| EXERCISE DATA |

# # # #

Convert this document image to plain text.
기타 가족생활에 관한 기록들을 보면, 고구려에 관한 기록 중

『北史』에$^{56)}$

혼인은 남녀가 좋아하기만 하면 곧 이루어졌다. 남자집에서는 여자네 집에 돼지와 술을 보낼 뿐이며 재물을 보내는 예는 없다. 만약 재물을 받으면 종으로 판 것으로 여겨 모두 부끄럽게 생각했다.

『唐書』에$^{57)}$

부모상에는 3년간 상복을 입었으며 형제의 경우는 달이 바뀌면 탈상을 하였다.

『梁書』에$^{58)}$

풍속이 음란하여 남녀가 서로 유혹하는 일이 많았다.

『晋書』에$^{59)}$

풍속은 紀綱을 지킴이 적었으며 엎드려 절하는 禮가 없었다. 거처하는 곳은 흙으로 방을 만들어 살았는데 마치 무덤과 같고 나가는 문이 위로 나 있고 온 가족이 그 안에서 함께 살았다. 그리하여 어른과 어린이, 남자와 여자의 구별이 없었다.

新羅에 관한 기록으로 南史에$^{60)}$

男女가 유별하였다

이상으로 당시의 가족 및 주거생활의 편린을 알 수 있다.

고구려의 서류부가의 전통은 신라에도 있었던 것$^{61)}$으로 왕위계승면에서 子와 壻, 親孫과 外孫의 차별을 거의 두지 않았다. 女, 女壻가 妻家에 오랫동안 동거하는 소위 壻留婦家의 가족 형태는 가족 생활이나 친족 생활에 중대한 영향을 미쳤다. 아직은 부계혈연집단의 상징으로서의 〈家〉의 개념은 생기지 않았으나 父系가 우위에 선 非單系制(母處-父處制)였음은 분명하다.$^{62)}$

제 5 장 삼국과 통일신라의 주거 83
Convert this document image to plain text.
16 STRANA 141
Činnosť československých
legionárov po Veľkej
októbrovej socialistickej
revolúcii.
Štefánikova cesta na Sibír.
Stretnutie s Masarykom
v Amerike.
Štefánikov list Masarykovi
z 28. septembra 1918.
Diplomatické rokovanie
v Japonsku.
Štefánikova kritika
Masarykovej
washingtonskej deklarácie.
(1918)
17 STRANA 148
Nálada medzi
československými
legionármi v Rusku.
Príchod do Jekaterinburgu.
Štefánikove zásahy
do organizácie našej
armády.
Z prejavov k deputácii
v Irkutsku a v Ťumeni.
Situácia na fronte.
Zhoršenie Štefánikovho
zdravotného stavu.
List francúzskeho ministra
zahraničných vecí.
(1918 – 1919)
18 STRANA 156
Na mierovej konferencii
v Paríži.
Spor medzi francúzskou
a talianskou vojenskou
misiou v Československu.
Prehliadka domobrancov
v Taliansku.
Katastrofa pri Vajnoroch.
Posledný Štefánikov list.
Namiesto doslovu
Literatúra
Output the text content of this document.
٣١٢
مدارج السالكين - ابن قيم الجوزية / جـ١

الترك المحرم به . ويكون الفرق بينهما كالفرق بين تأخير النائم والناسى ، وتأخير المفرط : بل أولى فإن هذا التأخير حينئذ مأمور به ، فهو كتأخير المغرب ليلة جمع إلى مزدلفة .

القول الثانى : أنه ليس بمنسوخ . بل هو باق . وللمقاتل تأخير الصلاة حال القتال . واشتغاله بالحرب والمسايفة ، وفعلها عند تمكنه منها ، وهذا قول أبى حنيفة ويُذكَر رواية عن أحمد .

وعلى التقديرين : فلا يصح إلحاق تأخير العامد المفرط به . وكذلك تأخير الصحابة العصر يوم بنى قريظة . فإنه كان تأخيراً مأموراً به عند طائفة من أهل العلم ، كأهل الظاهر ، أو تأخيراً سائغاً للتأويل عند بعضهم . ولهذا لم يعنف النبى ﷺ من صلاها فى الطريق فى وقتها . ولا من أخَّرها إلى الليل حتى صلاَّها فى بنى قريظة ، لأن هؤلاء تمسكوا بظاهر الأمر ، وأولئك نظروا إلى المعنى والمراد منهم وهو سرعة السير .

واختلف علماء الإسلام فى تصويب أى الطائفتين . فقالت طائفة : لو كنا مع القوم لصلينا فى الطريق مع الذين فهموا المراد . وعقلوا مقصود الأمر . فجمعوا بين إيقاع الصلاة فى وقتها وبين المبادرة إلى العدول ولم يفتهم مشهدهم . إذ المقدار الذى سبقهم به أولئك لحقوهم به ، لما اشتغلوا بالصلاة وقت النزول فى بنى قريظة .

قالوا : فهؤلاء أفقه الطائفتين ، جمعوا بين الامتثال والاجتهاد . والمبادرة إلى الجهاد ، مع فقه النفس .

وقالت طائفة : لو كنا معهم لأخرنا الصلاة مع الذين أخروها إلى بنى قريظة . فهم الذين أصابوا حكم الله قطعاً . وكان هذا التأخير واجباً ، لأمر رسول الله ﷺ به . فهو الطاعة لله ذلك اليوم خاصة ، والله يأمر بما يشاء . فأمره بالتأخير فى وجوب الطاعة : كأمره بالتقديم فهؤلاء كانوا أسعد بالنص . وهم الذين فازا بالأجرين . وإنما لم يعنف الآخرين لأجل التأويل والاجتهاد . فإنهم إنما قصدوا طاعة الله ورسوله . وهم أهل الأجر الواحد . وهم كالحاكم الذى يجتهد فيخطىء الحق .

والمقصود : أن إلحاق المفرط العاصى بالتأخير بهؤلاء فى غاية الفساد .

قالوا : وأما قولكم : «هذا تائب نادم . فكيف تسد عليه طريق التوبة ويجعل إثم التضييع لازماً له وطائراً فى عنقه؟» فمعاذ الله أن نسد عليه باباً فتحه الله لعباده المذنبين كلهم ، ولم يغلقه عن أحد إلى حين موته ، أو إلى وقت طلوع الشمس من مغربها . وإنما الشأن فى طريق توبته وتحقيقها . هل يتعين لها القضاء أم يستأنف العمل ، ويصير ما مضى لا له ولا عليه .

# # # #

| WORK TO COMPLETE |
Write out every record, exactly as written.

| ANSWER TO THIS TASK |
Convert this document image to plain text.
기타 가족생활에 관한 기록들을 보면, 고구려에 관한 기록 중

『北史』에$^{56)}$

혼인은 남녀가 좋아하기만 하면 곧 이루어졌다. 남자집에서는 여자네 집에 돼지와 술을 보낼 뿐이며 재물을 보내는 예는 없다. 만약 재물을 받으면 종으로 판 것으로 여겨 모두 부끄럽게 생각했다.

『唐書』에$^{57)}$

부모상에는 3년간 상복을 입었으며 형제의 경우는 달이 바뀌면 탈상을 하였다.

『梁書』에$^{58)}$

풍속이 음란하여 남녀가 서로 유혹하는 일이 많았다.

『晋書』에$^{59)}$

풍속은 紀綱을 지킴이 적었으며 엎드려 절하는 禮가 없었다. 거처하는 곳은 흙으로 방을 만들어 살았는데 마치 무덤과 같고 나가는 문이 위로 나 있고 온 가족이 그 안에서 함께 살았다. 그리하여 어른과 어린이, 남자와 여자의 구별이 없었다.

新羅에 관한 기록으로 南史에$^{60)}$

男女가 유별하였다

이상으로 당시의 가족 및 주거생활의 편린을 알 수 있다.

고구려의 서류부가의 전통은 신라에도 있었던 것$^{61)}$으로 왕위계승면에서 子와 壻, 親孫과 外孫의 차별을 거의 두지 않았다. 女, 女壻가 妻家에 오랫동안 동거하는 소위 壻留婦家의 가족 형태는 가족 생활이나 친족 생활에 중대한 영향을 미쳤다. 아직은 부계혈연집단의 상징으로서의 〈家〉의 개념은 생기지 않았으나 父系가 우위에 선 非單系制(母處-父處制)였음은 분명하다.$^{62)}$

제 5 장 삼국과 통일신라의 주거 83
Convert this document image to plain text.
16 STRANA 141
Činnosť československých
legionárov po Veľkej
októbrovej socialistickej
revolúcii.
Štefánikova cesta na Sibír.
Stretnutie s Masarykom
v Amerike.
Štefánikov list Masarykovi
z 28. septembra 1918.
Diplomatické rokovanie
v Japonsku.
Štefánikova kritika
Masarykovej
washingtonskej deklarácie.
(1918)
17 STRANA 148
Nálada medzi
československými
legionármi v Rusku.
Príchod do Jekaterinburgu.
Štefánikove zásahy
do organizácie našej
armády.
Z prejavov k deputácii
v Irkutsku a v Ťumeni.
Situácia na fronte.
Zhoršenie Štefánikovho
zdravotného stavu.
List francúzskeho ministra
zahraničných vecí.
(1918 – 1919)
18 STRANA 156
Na mierovej konferencii
v Paríži.
Spor medzi francúzskou
a talianskou vojenskou
misiou v Československu.
Prehliadka domobrancov
v Taliansku.
Katastrofa pri Vajnoroch.
Posledný Štefánikov list.
Namiesto doslovu
Literatúra
Output the text content of this document.
٣١٢
مدارج السالكين - ابن قيم الجوزية / جـ١

الترك المحرم به . ويكون الفرق بينهما كالفرق بين تأخير النائم والناسى ، وتأخير المفرط : بل أولى فإن هذا التأخير حينئذ مأمور به ، فهو كتأخير المغرب ليلة جمع إلى مزدلفة .

القول الثانى : أنه ليس بمنسوخ . بل هو باق . وللمقاتل تأخير الصلاة حال القتال . واشتغاله بالحرب والمسايفة ، وفعلها عند تمكنه منها ، وهذا قول أبى حنيفة ويُذكَر رواية عن أحمد .

وعلى التقديرين : فلا يصح إلحاق تأخير العامد المفرط به . وكذلك تأخير الصحابة العصر يوم بنى قريظة . فإنه كان تأخيراً مأموراً به عند طائفة من أهل العلم ، كأهل الظاهر ، أو تأخيراً سائغاً للتأويل عند بعضهم . ولهذا لم يعنف النبى ﷺ من صلاها فى الطريق فى وقتها . ولا من أخَّرها إلى الليل حتى صلاَّها فى بنى قريظة ، لأن هؤلاء تمسكوا بظاهر الأمر ، وأولئك نظروا إلى المعنى والمراد منهم وهو سرعة السير .

واختلف علماء الإسلام فى تصويب أى الطائفتين . فقالت طائفة : لو كنا مع القوم لصلينا فى الطريق مع الذين فهموا المراد . وعقلوا مقصود الأمر . فجمعوا بين إيقاع الصلاة فى وقتها وبين المبادرة إلى العدول ولم يفتهم مشهدهم . إذ المقدار الذى سبقهم به أولئك لحقوهم به ، لما اشتغلوا بالصلاة وقت النزول فى بنى قريظة .

قالوا : فهؤلاء أفقه الطائفتين ، جمعوا بين الامتثال والاجتهاد . والمبادرة إلى الجهاد ، مع فقه النفس .

وقالت طائفة : لو كنا معهم لأخرنا الصلاة مع الذين أخروها إلى بنى قريظة . فهم الذين أصابوا حكم الله قطعاً . وكان هذا التأخير واجباً ، لأمر رسول الله ﷺ به . فهو الطاعة لله ذلك اليوم خاصة ، والله يأمر بما يشاء . فأمره بالتأخير فى وجوب الطاعة : كأمره بالتقديم فهؤلاء كانوا أسعد بالنص . وهم الذين فازا بالأجرين . وإنما لم يعنف الآخرين لأجل التأويل والاجتهاد . فإنهم إنما قصدوا طاعة الله ورسوله . وهم أهل الأجر الواحد . وهم كالحاكم الذى يجتهد فيخطىء الحق .

والمقصود : أن إلحاق المفرط العاصى بالتأخير بهؤلاء فى غاية الفساد .

قالوا : وأما قولكم : «هذا تائب نادم . فكيف تسد عليه طريق التوبة ويجعل إثم التضييع لازماً له وطائراً فى عنقه؟» فمعاذ الله أن نسد عليه باباً فتحه الله لعباده المذنبين كلهم ، ولم يغلقه عن أحد إلى حين موته ، أو إلى وقت طلوع الشمس من مغربها . وإنما الشأن فى طريق توبته وتحقيقها . هل يتعين لها القضاء أم يستأنف العمل ، ويصير ما مضى لا له ولا عليه .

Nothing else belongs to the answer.